Dataset rows:
= = = = =

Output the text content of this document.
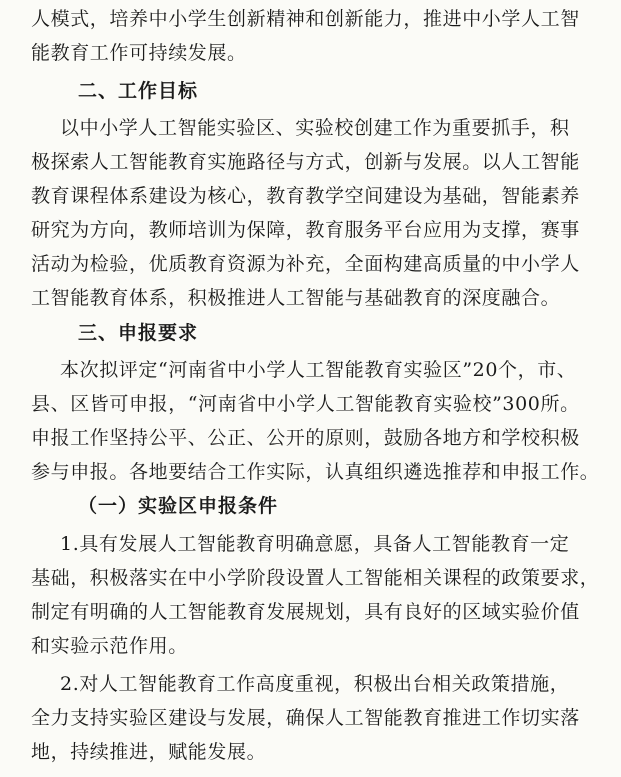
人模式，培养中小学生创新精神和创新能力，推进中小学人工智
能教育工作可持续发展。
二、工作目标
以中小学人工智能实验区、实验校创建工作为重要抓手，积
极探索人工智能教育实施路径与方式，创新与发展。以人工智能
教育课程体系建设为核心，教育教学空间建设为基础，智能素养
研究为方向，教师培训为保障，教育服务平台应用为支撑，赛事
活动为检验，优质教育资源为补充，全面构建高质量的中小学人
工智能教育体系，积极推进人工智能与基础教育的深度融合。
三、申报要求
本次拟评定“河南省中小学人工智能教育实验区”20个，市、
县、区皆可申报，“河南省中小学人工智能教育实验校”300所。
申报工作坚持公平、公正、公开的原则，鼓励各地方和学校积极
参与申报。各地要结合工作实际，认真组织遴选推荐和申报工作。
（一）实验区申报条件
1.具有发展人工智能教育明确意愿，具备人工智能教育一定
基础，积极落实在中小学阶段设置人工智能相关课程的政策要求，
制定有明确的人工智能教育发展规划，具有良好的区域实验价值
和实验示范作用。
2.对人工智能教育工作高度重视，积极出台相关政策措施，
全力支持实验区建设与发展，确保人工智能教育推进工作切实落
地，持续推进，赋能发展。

= = = = =

# AIM OF THE TASK
Set every line down exactly as written, leaving each picture out.

# ANSWER TO THE PROBLEM
Output the text content of this document.
人模式，培养中小学生创新精神和创新能力，推进中小学人工智
能教育工作可持续发展。
二、工作目标
以中小学人工智能实验区、实验校创建工作为重要抓手，积
极探索人工智能教育实施路径与方式，创新与发展。以人工智能
教育课程体系建设为核心，教育教学空间建设为基础，智能素养
研究为方向，教师培训为保障，教育服务平台应用为支撑，赛事
活动为检验，优质教育资源为补充，全面构建高质量的中小学人
工智能教育体系，积极推进人工智能与基础教育的深度融合。
三、申报要求
本次拟评定“河南省中小学人工智能教育实验区”20个，市、
县、区皆可申报，“河南省中小学人工智能教育实验校”300所。
申报工作坚持公平、公正、公开的原则，鼓励各地方和学校积极
参与申报。各地要结合工作实际，认真组织遴选推荐和申报工作。
（一）实验区申报条件
1.具有发展人工智能教育明确意愿，具备人工智能教育一定
基础，积极落实在中小学阶段设置人工智能相关课程的政策要求，
制定有明确的人工智能教育发展规划，具有良好的区域实验价值
和实验示范作用。
2.对人工智能教育工作高度重视，积极出台相关政策措施，
全力支持实验区建设与发展，确保人工智能教育推进工作切实落
地，持续推进，赋能发展。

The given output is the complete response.